● **Given instruction**: Transcribe each record exactly. Include every one.

● **Input for this task**:
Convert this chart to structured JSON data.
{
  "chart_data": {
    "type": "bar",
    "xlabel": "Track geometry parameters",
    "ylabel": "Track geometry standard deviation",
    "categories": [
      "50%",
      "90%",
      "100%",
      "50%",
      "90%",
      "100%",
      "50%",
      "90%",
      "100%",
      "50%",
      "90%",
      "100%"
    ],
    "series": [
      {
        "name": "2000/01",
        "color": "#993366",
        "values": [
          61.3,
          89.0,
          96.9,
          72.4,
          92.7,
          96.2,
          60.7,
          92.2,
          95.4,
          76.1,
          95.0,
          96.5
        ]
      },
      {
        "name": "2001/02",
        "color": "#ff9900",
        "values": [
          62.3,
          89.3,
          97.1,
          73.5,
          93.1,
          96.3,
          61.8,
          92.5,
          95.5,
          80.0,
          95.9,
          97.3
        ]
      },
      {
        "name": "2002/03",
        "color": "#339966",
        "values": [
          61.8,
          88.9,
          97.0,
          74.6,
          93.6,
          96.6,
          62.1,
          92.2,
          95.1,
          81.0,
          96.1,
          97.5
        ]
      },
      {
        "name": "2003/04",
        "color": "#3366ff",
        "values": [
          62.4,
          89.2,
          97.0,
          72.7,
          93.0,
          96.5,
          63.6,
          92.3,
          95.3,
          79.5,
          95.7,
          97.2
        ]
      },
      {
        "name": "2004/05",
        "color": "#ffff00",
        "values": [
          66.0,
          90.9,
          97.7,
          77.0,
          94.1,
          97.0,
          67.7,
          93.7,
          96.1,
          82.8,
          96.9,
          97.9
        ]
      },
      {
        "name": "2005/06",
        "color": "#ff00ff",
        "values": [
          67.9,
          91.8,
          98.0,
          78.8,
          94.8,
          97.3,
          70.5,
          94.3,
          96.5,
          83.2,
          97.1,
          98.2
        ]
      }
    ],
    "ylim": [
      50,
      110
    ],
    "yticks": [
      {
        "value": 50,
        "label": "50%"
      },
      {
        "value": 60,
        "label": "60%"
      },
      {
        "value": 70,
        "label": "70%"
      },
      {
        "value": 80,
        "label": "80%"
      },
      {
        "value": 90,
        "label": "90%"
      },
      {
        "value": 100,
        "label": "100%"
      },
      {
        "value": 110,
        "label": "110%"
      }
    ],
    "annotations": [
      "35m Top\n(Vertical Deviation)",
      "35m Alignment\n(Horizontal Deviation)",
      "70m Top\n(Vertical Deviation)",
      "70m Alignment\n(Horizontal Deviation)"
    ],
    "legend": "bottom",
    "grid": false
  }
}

● **Worked answer**:
Convert this chart to structured JSON data.
{
  "chart_data": {
    "type": "bar",
    "xlabel": "Track geometry parameters",
    "ylabel": "Track geometry standard deviation",
    "categories": [
      "50%",
      "90%",
      "100%",
      "50%",
      "90%",
      "100%",
      "50%",
      "90%",
      "100%",
      "50%",
      "90%",
      "100%"
    ],
    "series": [
      {
        "name": "2000/01",
        "color": "#993366",
        "values": [
          61.3,
          89.0,
          96.9,
          72.4,
          92.7,
          96.2,
          60.7,
          92.2,
          95.4,
          76.1,
          95.0,
          96.5
        ]
      },
      {
        "name": "2001/02",
        "color": "#ff9900",
        "values": [
          62.3,
          89.3,
          97.1,
          73.5,
          93.1,
          96.3,
          61.8,
          92.5,
          95.5,
          80.0,
          95.9,
          97.3
        ]
      },
      {
        "name": "2002/03",
        "color": "#339966",
        "values": [
          61.8,
          88.9,
          97.0,
          74.6,
          93.6,
          96.6,
          62.1,
          92.2,
          95.1,
          81.0,
          96.1,
          97.5
        ]
      },
      {
        "name": "2003/04",
        "color": "#3366ff",
        "values": [
          62.4,
          89.2,
          97.0,
          72.7,
          93.0,
          96.5,
          63.6,
          92.3,
          95.3,
          79.5,
          95.7,
          97.2
        ]
      },
      {
        "name": "2004/05",
        "color": "#ffff00",
        "values": [
          66.0,
          90.9,
          97.7,
          77.0,
          94.1,
          97.0,
          67.7,
          93.7,
          96.1,
          82.8,
          96.9,
          97.9
        ]
      },
      {
        "name": "2005/06",
        "color": "#ff00ff",
        "values": [
          67.9,
          91.8,
          98.0,
          78.8,
          94.8,
          97.3,
          70.5,
          94.3,
          96.5,
          83.2,
          97.1,
          98.2
        ]
      }
    ],
    "ylim": [
      50,
      110
    ],
    "yticks": [
      {
        "value": 50,
        "label": "50%"
      },
      {
        "value": 60,
        "label": "60%"
      },
      {
        "value": 70,
        "label": "70%"
      },
      {
        "value": 80,
        "label": "80%"
      },
      {
        "value": 90,
        "label": "90%"
      },
      {
        "value": 100,
        "label": "100%"
      },
      {
        "value": 110,
        "label": "110%"
      }
    ],
    "annotations": [
      "35m Top\n(Vertical Deviation)",
      "35m Alignment\n(Horizontal Deviation)",
      "70m Top\n(Vertical Deviation)",
      "70m Alignment\n(Horizontal Deviation)"
    ],
    "legend": "bottom",
    "grid": false
  }
}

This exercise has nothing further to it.